What you should do » Copy out all lines that hold "overline".

Dataset entries »

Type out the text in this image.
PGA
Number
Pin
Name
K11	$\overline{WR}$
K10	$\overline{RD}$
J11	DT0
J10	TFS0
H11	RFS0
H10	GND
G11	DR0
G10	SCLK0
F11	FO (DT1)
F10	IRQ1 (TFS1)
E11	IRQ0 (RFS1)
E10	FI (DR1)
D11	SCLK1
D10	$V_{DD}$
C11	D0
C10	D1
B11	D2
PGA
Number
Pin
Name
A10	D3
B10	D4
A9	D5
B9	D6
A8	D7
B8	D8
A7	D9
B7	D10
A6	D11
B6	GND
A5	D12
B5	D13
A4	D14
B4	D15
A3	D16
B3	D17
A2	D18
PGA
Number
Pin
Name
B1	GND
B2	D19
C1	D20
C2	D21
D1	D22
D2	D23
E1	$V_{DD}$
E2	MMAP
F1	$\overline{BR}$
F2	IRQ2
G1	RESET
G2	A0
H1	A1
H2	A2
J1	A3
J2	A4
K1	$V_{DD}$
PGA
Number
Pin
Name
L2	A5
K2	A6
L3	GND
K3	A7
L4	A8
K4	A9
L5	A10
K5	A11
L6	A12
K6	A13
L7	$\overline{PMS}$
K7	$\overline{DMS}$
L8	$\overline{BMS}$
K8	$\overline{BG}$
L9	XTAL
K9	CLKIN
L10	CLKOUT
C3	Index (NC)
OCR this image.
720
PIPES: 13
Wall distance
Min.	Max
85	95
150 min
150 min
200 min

Reply »
K11	$\overline{WR}$
K10	$\overline{RD}$
F1	$\overline{BR}$
L7	$\overline{PMS}$
K7	$\overline{DMS}$
L8	$\overline{BMS}$
K8	$\overline{BG}$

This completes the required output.